■ The problem ■
Reproduce every line of the material below, but drop the pictures.
▼
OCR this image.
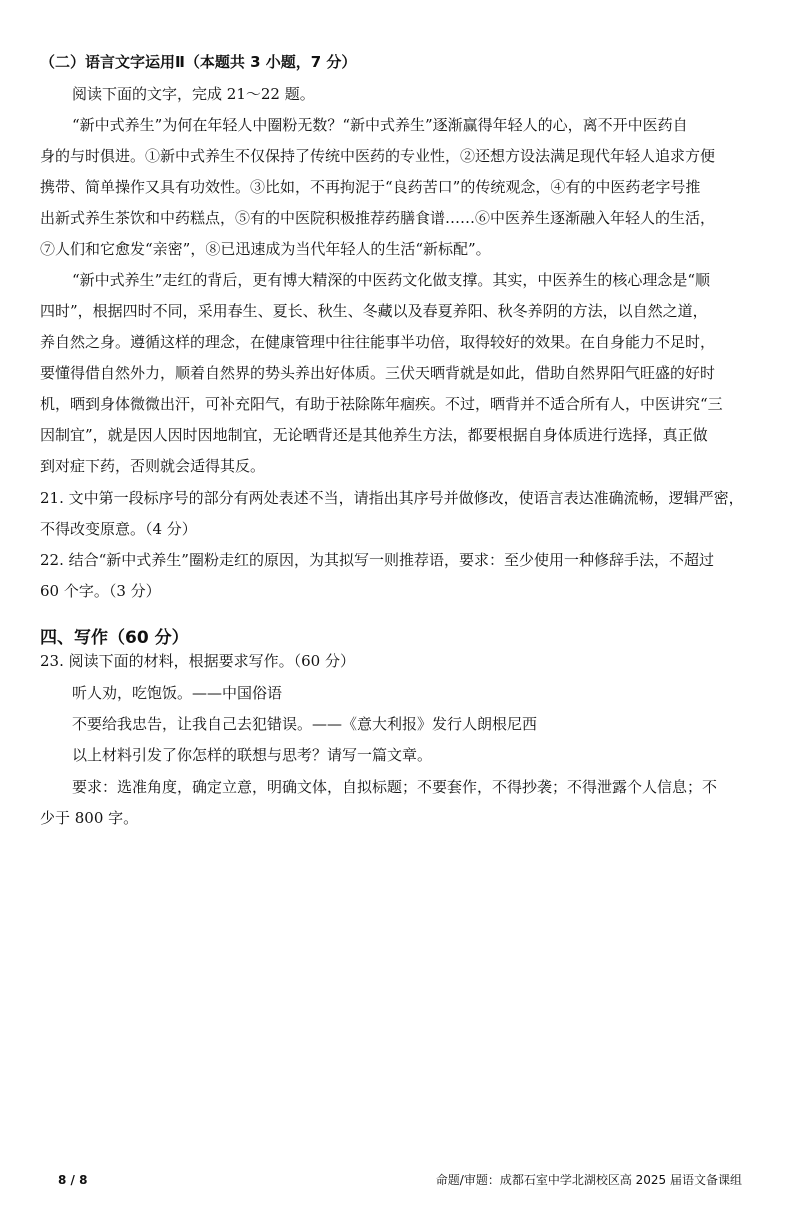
（二）语言文字运用Ⅱ（本题共 3 小题，7 分）
阅读下面的文字，完成 21～22 题。
“新中式养生”为何在年轻人中圈粉无数？“新中式养生”逐渐赢得年轻人的心，离不开中医药自
身的与时俱进。①新中式养生不仅保持了传统中医药的专业性，②还想方设法满足现代年轻人追求方便
携带、简单操作又具有功效性。③比如，不再拘泥于“良药苦口”的传统观念，④有的中医药老字号推
出新式养生茶饮和中药糕点，⑤有的中医院积极推荐药膳食谱……⑥中医养生逐渐融入年轻人的生活，
⑦人们和它愈发“亲密”，⑧已迅速成为当代年轻人的生活“新标配”。
“新中式养生”走红的背后，更有博大精深的中医药文化做支撑。其实，中医养生的核心理念是“顺
四时”，根据四时不同，采用春生、夏长、秋生、冬藏以及春夏养阳、秋冬养阴的方法，以自然之道，
养自然之身。遵循这样的理念，在健康管理中往往能事半功倍，取得较好的效果。在自身能力不足时，
要懂得借自然外力，顺着自然界的势头养出好体质。三伏天晒背就是如此，借助自然界阳气旺盛的好时
机，晒到身体微微出汗，可补充阳气，有助于祛除陈年痼疾。不过，晒背并不适合所有人，中医讲究“三
因制宜”，就是因人因时因地制宜，无论晒背还是其他养生方法，都要根据自身体质进行选择，真正做
到对症下药，否则就会适得其反。
21. 文中第一段标序号的部分有两处表述不当，请指出其序号并做修改，使语言表达准确流畅，逻辑严密，
不得改变原意。（4 分）
22. 结合“新中式养生”圈粉走红的原因，为其拟写一则推荐语，要求：至少使用一种修辞手法，不超过
60 个字。（3 分）
四、写作（60 分）
23. 阅读下面的材料，根据要求写作。（60 分）
听人劝，吃饱饭。——中国俗语
不要给我忠告，让我自己去犯错误。——《意大利报》发行人朗根尼西
以上材料引发了你怎样的联想与思考？请写一篇文章。
要求：选准角度，确定立意，明确文体，自拟标题；不要套作，不得抄袭；不得泄露个人信息；不
少于 800 字。
8 / 8	命题/审题：成都石室中学北湖校区高 2025 届语文备课组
▲
■ Task result ■
OCR this image.
（二）语言文字运用Ⅱ（本题共 3 小题，7 分）
阅读下面的文字，完成 21～22 题。
“新中式养生”为何在年轻人中圈粉无数？“新中式养生”逐渐赢得年轻人的心，离不开中医药自
身的与时俱进。①新中式养生不仅保持了传统中医药的专业性，②还想方设法满足现代年轻人追求方便
携带、简单操作又具有功效性。③比如，不再拘泥于“良药苦口”的传统观念，④有的中医药老字号推
出新式养生茶饮和中药糕点，⑤有的中医院积极推荐药膳食谱……⑥中医养生逐渐融入年轻人的生活，
⑦人们和它愈发“亲密”，⑧已迅速成为当代年轻人的生活“新标配”。
“新中式养生”走红的背后，更有博大精深的中医药文化做支撑。其实，中医养生的核心理念是“顺
四时”，根据四时不同，采用春生、夏长、秋生、冬藏以及春夏养阳、秋冬养阴的方法，以自然之道，
养自然之身。遵循这样的理念，在健康管理中往往能事半功倍，取得较好的效果。在自身能力不足时，
要懂得借自然外力，顺着自然界的势头养出好体质。三伏天晒背就是如此，借助自然界阳气旺盛的好时
机，晒到身体微微出汗，可补充阳气，有助于祛除陈年痼疾。不过，晒背并不适合所有人，中医讲究“三
因制宜”，就是因人因时因地制宜，无论晒背还是其他养生方法，都要根据自身体质进行选择，真正做
到对症下药，否则就会适得其反。
21. 文中第一段标序号的部分有两处表述不当，请指出其序号并做修改，使语言表达准确流畅，逻辑严密，
不得改变原意。（4 分）
22. 结合“新中式养生”圈粉走红的原因，为其拟写一则推荐语，要求：至少使用一种修辞手法，不超过
60 个字。（3 分）
四、写作（60 分）
23. 阅读下面的材料，根据要求写作。（60 分）
听人劝，吃饱饭。——中国俗语
不要给我忠告，让我自己去犯错误。——《意大利报》发行人朗根尼西
以上材料引发了你怎样的联想与思考？请写一篇文章。
要求：选准角度，确定立意，明确文体，自拟标题；不要套作，不得抄袭；不得泄露个人信息；不
少于 800 字。
8 / 8	命题/审题：成都石室中学北湖校区高 2025 届语文备课组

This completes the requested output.